▶ DATASET ENTRIES:
━━━━━━

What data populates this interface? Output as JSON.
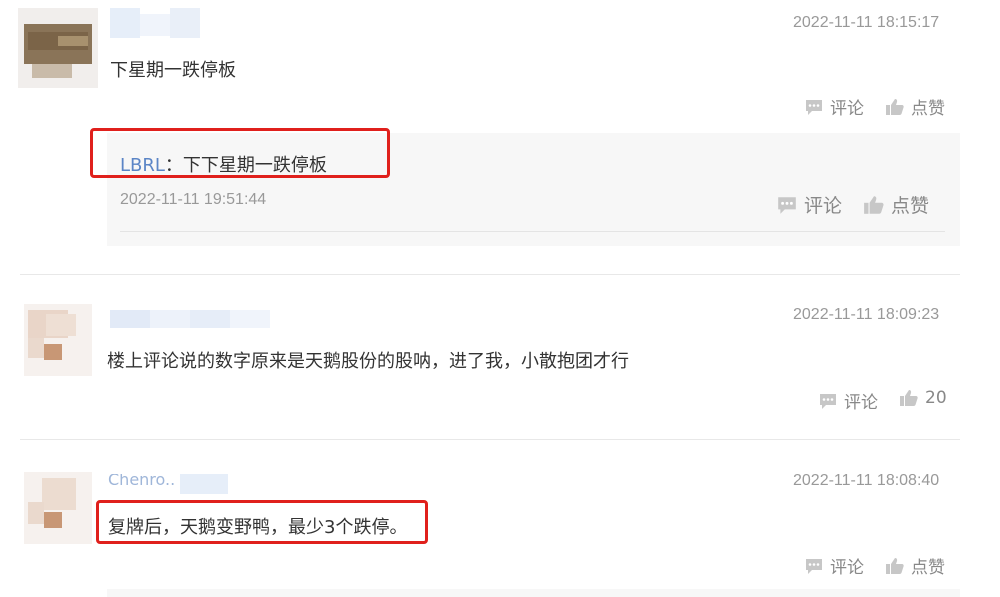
{
  "comments": [
    {
      "timestamp": "2022-11-11 18:15:17",
      "content": "下星期一跌停板",
      "actions": {
        "comment_label": "评论",
        "like_label": "点赞"
      },
      "reply": {
        "user": "LBRL",
        "separator": "：",
        "content": "下下星期一跌停板",
        "timestamp": "2022-11-11 19:51:44",
        "actions": {
          "comment_label": "评论",
          "like_label": "点赞"
        }
      }
    },
    {
      "timestamp": "2022-11-11 18:09:23",
      "content": "楼上评论说的数字原来是天鹅股份的股呐，进了我，小散抱团才行",
      "actions": {
        "comment_label": "评论",
        "like_label": "20"
      }
    },
    {
      "username_partial": "Chenro..",
      "timestamp": "2022-11-11 18:08:40",
      "content": "复牌后，天鹅变野鸭，最少3个跌停。",
      "actions": {
        "comment_label": "评论",
        "like_label": "点赞"
      }
    }
  ],
  "colors": {
    "highlight": "#e0201c",
    "link": "#5b85c6",
    "muted": "#999999"
  },
  "icons": [
    "comment-icon",
    "thumbs-up-icon"
  ]
}
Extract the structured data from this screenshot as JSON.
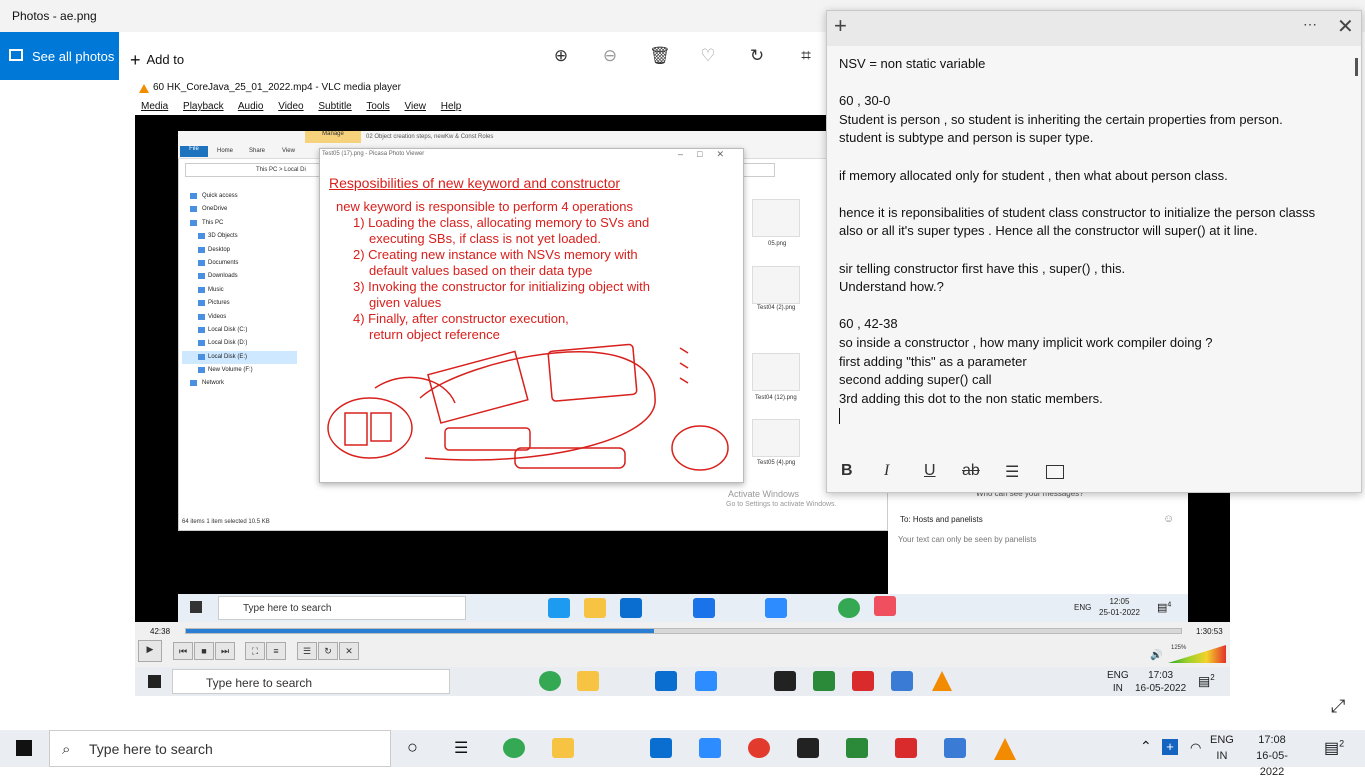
{
  "photos": {
    "title": "Photos - ae.png",
    "see_all": "See all photos",
    "add_to": "Add to",
    "icons": [
      "zoom-in-icon",
      "zoom-out-icon",
      "delete-icon",
      "favorite-icon",
      "rotate-icon",
      "crop-icon"
    ]
  },
  "vlc": {
    "title": "60 HK_CoreJava_25_01_2022.mp4 - VLC media player",
    "menu": [
      "Media",
      "Playback",
      "Audio",
      "Video",
      "Subtitle",
      "Tools",
      "View",
      "Help"
    ],
    "time_elapsed": "42:38",
    "time_total": "1:30:53",
    "progress": 0.47,
    "volume": "125%"
  },
  "explorer": {
    "manage": "Manage",
    "ribbon_title": "02 Object creation steps, newKw & Const Roles",
    "tabs": [
      "File",
      "Home",
      "Share",
      "View"
    ],
    "address": "This PC  >  Local Di",
    "tree": [
      "Quick access",
      "OneDrive",
      "This PC",
      "3D Objects",
      "Desktop",
      "Documents",
      "Downloads",
      "Music",
      "Pictures",
      "Videos",
      "Local Disk (C:)",
      "Local Disk (D:)",
      "Local Disk (E:)",
      "New Volume (F:)",
      "Network"
    ],
    "status": "64 items    1 item selected  10.5 KB",
    "thumbs": [
      "05.png",
      "Test04 (2).png",
      "Test04 (12).png",
      "Test05 (4).png"
    ]
  },
  "picasa": {
    "title": "Test05 (17).png - Picasa Photo Viewer",
    "slide_title": "Resposibilities of new keyword and constructor",
    "lines": [
      "new keyword is responsible to perform 4 operations",
      "1) Loading the class, allocating memory to SVs and",
      "executing SBs, if class is not yet loaded.",
      "2) Creating new instance with NSVs memory with",
      "default values based on their data type",
      "3) Invoking the constructor for initializing object with",
      "given values",
      "4) Finally, after constructor execution,",
      "return object reference"
    ],
    "activate": "Activate Windows",
    "activate_sub": "Go to Settings to activate Windows."
  },
  "chat": {
    "who": "Who can see your messages?",
    "to": "To:  Hosts and panelists",
    "placeholder": "Your text can only be seen by panelists"
  },
  "inner_taskbar": {
    "search": "Type here to search",
    "lang": "ENG",
    "time": "12:05",
    "date": "25-01-2022",
    "badge": "4"
  },
  "middle_taskbar": {
    "search": "Type here to search",
    "lang": "ENG",
    "region": "IN",
    "time": "17:03",
    "date": "16-05-2022",
    "badge": "2"
  },
  "outer_taskbar": {
    "search": "Type here to search",
    "lang": "ENG",
    "region": "IN",
    "time": "17:08",
    "date": "16-05-2022",
    "badge": "2"
  },
  "note": {
    "lines": [
      "NSV = non static variable",
      "",
      "60 , 30-0",
      "Student is person , so student is inheriting the certain properties from person.",
      "student is subtype and person is super type.",
      "",
      "if memory allocated only for student , then what about person class.",
      "",
      "hence it is reponsibalities of student class constructor to initialize the person classs",
      "also or all it's super types . Hence all the constructor will super() at it line.",
      "",
      "sir telling constructor first have this , super() , this.",
      "Understand how.?",
      "",
      "60 , 42-38",
      "so inside a constructor , how many implicit work compiler doing ?",
      "first adding \"this\" as a parameter",
      "second adding super() call",
      "3rd adding this dot to the non static members."
    ],
    "format": {
      "bold": "B",
      "italic": "I",
      "underline": "U",
      "strike": "ab"
    }
  }
}
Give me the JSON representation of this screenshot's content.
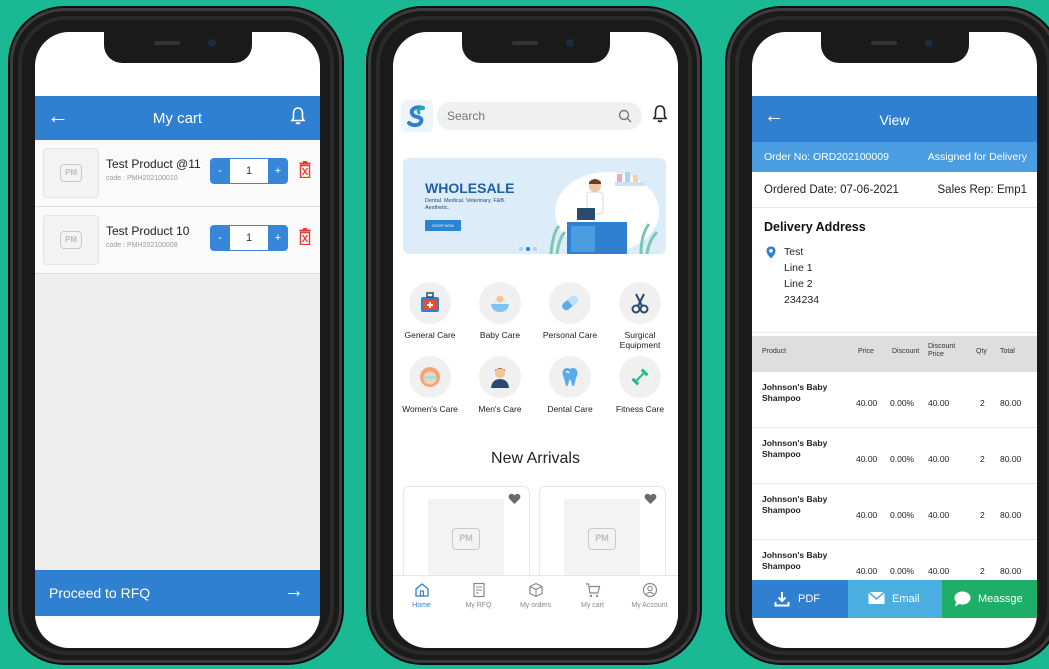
{
  "cart": {
    "title": "My cart",
    "items": [
      {
        "name": "Test Product @11",
        "code": "code : PMH202100010",
        "qty": "1"
      },
      {
        "name": "Test Product 10",
        "code": "code : PMH202100008",
        "qty": "1"
      }
    ],
    "minus": "-",
    "plus": "+",
    "thumb_logo": "PM",
    "proceed_label": "Proceed to RFQ",
    "icons": {
      "back": "arrow-left-icon",
      "bell": "bell-icon",
      "trash": "trash-icon",
      "proceed": "arrow-right-icon"
    }
  },
  "home": {
    "search_placeholder": "Search",
    "banner": {
      "headline": "WHOLESALE",
      "sub": "Dental. Medical. Veterinary. F&B. Aesthetic.",
      "cta": "SHOP NOW"
    },
    "categories": [
      {
        "label": "General Care",
        "icon": "first-aid-kit-icon"
      },
      {
        "label": "Baby Care",
        "icon": "baby-bath-icon"
      },
      {
        "label": "Personal Care",
        "icon": "capsule-icon"
      },
      {
        "label": "Surgical Equipment",
        "icon": "scissors-icon"
      },
      {
        "label": "Women's Care",
        "icon": "woman-icon"
      },
      {
        "label": "Men's Care",
        "icon": "man-icon"
      },
      {
        "label": "Dental Care",
        "icon": "tooth-icon"
      },
      {
        "label": "Fitness Care",
        "icon": "dumbbell-icon"
      }
    ],
    "new_arrivals_title": "New Arrivals",
    "product_logo": "PM",
    "nav": [
      {
        "label": "Home",
        "icon": "home-icon",
        "active": true
      },
      {
        "label": "My RFQ",
        "icon": "rfq-icon",
        "active": false
      },
      {
        "label": "My orders",
        "icon": "box-icon",
        "active": false
      },
      {
        "label": "My cart",
        "icon": "cart-icon",
        "active": false
      },
      {
        "label": "My Account",
        "icon": "account-icon",
        "active": false
      }
    ]
  },
  "order": {
    "title": "View",
    "order_no": "Order No: ORD202100009",
    "status": "Assigned for Delivery",
    "ordered_date": "Ordered Date: 07-06-2021",
    "sales_rep": "Sales Rep: Emp1",
    "address_heading": "Delivery Address",
    "address_lines": [
      "Test",
      "Line 1",
      "Line 2",
      "234234"
    ],
    "table_headers": [
      "Product",
      "Price",
      "Discount",
      "Discount Price",
      "Qty",
      "Total"
    ],
    "rows": [
      {
        "product": "Johnson's Baby Shampoo",
        "price": "40.00",
        "discount": "0.00%",
        "discount_price": "40.00",
        "qty": "2",
        "total": "80.00"
      },
      {
        "product": "Johnson's Baby Shampoo",
        "price": "40.00",
        "discount": "0.00%",
        "discount_price": "40.00",
        "qty": "2",
        "total": "80.00"
      },
      {
        "product": "Johnson's Baby Shampoo",
        "price": "40.00",
        "discount": "0.00%",
        "discount_price": "40.00",
        "qty": "2",
        "total": "80.00"
      },
      {
        "product": "Johnson's Baby Shampoo",
        "price": "40.00",
        "discount": "0.00%",
        "discount_price": "40.00",
        "qty": "2",
        "total": "80.00"
      }
    ],
    "actions": {
      "pdf": "PDF",
      "email": "Email",
      "message": "Meassge"
    }
  },
  "colors": {
    "primary": "#2f80d1",
    "background": "#1bb894",
    "success": "#1fae68",
    "danger": "#e53935"
  }
}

━━━━━━

▶ TASK DIRECTIONS:
Copy all lines from the data that hold the word "cart".

▶ WRITTEN REPLY:
  "cart": {
    "title": "My cart",
        "label": "My cart",
        "icon": "cart-icon",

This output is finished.